■ 記述課題 ■
サプライチェーン調査の文章の「また、社数は多くないものの滋」から「社など製造業が上位を占める。」までを、「社数」を「企業数」に置き換えて書き直せ。

■ 原文 ■
>>

ダイハツ工業のサプライチェーン調査
株式会社帝国データバンクのプレスリリース
帝国データバンクでは、保有する「商流圏~売上高依存度推計データ」をもとに、ダイハツ工業(株)に対し、部品などのモノやサービスを提供する周辺産業(商流圏)の特徴や取引規模を、2023年時点のデータを基準に推計した。
<調査結果(要旨)>
-
ダイハツ工業を頂点とするサプライチェーン企業(売上高の1%以上を依存している企業)は、国内に推計8,136社あることが判明した。同社と直接取引のあるTier1は921社、二次下請けであるTier2が4,945社、Tier3が2,114社と続く
-
サプライチェーン企業は47都道府県すべてに分布し、これらの企業に派生する売上高合計は推計2兆2,110億円にも上る。各企業の売上高依存度は、平均4.2%。出荷停止措置が長引けば、これらの企業業績や雇用、地域経済への影響が懸念される
※調査対象:2023年時点のデータを保有する「商流圏~売上高依存度推計データ」をもとに、ダイハツ工業(株)に対し、部品などのモノやサービスを提供する周辺産業(商流圏)の企業
※調査機関:株式会社帝国データバンク
都道府県別の分析 ~愛知、大阪に多く、工場のある滋賀、大分も影響大
サプライチェーン企業の所在地を都道府県別に見ると、トヨタグループのお膝元で、多くの自動車関連産業が集積する「愛知県」が最も多く、2,084社。派生する売上高は推計5,674億円に上る。次いで、本社(池田)工場のある「大阪府」が1,043社・2,607億円、「東京都」562社・2,006億円となった。
また、社数は多くないものの滋賀(竜王)工場のある「滋賀県」や、子会社であるダイハツ九州が拠点を置く「大分県」では、県内企業に派生する売上高が大きく、「滋賀県」187社・903億円、「大分県」89社・4,800億円となっている。
業種別の分析 ~自動車部品製造など、製造業が上位
業種細分類別に見ると、サプライチェーンで最も多いのは「自動車部分品・付属品製造業」で630社、次いで「金型・同部分品・付属品製造業」の468社など製造業が上位を占める。

<<

■ 提供データ ■
>>

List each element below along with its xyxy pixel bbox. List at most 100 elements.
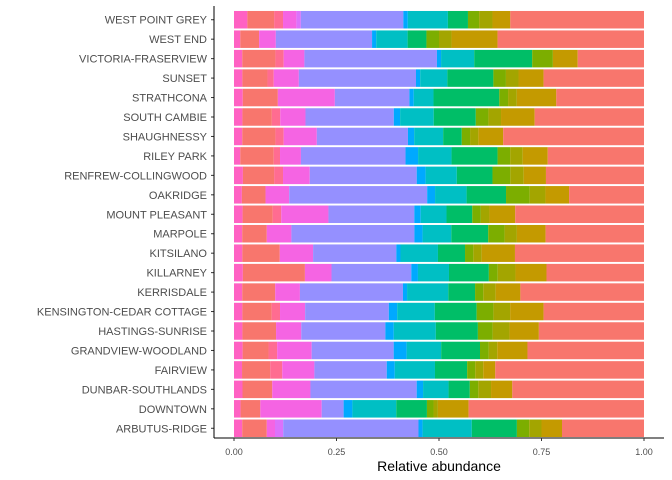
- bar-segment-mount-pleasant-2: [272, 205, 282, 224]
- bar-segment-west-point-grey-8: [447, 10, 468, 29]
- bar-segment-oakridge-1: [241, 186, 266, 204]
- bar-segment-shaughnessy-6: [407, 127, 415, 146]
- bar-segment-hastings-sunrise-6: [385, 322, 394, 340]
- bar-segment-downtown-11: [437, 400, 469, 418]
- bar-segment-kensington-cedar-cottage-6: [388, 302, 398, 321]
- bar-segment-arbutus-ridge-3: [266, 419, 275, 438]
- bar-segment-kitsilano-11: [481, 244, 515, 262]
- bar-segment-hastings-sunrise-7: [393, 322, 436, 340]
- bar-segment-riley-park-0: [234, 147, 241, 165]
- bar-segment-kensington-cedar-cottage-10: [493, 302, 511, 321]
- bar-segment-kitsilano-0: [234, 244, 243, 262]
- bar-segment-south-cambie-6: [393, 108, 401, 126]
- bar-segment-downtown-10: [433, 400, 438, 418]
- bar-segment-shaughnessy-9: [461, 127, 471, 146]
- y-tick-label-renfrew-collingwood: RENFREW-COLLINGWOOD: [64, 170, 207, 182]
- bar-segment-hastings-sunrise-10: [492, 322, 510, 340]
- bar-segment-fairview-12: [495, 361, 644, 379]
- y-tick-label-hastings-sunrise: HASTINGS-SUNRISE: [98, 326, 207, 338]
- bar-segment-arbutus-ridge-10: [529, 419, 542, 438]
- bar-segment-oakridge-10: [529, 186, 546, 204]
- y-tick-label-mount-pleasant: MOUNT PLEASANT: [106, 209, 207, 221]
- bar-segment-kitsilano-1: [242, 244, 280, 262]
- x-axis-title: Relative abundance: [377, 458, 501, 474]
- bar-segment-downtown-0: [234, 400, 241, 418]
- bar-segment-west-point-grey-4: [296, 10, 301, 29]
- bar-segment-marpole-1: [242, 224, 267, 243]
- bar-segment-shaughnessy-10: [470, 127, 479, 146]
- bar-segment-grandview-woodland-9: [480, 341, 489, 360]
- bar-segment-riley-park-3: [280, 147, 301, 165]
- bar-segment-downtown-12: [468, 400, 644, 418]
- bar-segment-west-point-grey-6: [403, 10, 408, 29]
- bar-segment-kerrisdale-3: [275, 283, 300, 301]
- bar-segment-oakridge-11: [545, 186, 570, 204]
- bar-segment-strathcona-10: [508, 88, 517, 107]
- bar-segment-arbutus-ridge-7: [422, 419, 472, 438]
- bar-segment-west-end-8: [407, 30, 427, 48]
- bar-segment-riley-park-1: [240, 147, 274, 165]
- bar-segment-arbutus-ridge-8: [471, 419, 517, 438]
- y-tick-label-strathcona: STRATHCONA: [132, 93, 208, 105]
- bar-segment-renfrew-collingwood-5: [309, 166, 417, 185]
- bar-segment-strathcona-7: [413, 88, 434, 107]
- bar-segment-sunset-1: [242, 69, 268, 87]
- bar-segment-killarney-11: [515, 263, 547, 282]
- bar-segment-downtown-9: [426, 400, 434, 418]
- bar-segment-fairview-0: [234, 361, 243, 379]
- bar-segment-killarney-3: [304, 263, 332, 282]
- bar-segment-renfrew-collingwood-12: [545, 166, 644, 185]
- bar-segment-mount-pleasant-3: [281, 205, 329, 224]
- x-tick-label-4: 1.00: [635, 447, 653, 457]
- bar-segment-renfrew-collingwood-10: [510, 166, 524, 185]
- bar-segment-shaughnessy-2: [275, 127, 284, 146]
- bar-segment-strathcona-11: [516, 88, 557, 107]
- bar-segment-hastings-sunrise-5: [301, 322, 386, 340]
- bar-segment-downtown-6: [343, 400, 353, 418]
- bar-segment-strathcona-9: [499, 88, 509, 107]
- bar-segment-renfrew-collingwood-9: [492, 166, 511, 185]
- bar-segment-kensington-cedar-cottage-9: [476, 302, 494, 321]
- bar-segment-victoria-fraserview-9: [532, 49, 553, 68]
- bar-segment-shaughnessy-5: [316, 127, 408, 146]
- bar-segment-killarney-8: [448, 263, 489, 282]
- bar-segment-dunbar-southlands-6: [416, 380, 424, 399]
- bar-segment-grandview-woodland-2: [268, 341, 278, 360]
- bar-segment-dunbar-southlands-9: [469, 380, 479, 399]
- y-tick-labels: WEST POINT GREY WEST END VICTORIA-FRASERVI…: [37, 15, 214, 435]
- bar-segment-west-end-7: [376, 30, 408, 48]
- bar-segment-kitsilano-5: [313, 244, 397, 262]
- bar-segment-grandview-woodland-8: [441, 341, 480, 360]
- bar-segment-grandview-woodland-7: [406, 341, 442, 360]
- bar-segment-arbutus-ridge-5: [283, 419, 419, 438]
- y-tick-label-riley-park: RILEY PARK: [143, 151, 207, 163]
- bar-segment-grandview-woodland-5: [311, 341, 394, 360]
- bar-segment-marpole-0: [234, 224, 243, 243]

<<

■ 課題への解答 ■
また、企業数は多くないものの滋賀(竜王)工場のある「滋賀県」や、子会社であるダイハツ九州が拠点を置く「大分県」では、県内企業に派生する売上高が大きく、「滋賀県」187社・903億円、「大分県」89社・4,800億円となっている。
業種別の分析 ~自動車部品製造など、製造業が上位
業種細分類別に見ると、サプライチェーンで最も多いのは「自動車部分品・付属品製造業」で630社、次いで「金型・同部分品・付属品製造業」の468社など製造業が上位を占める。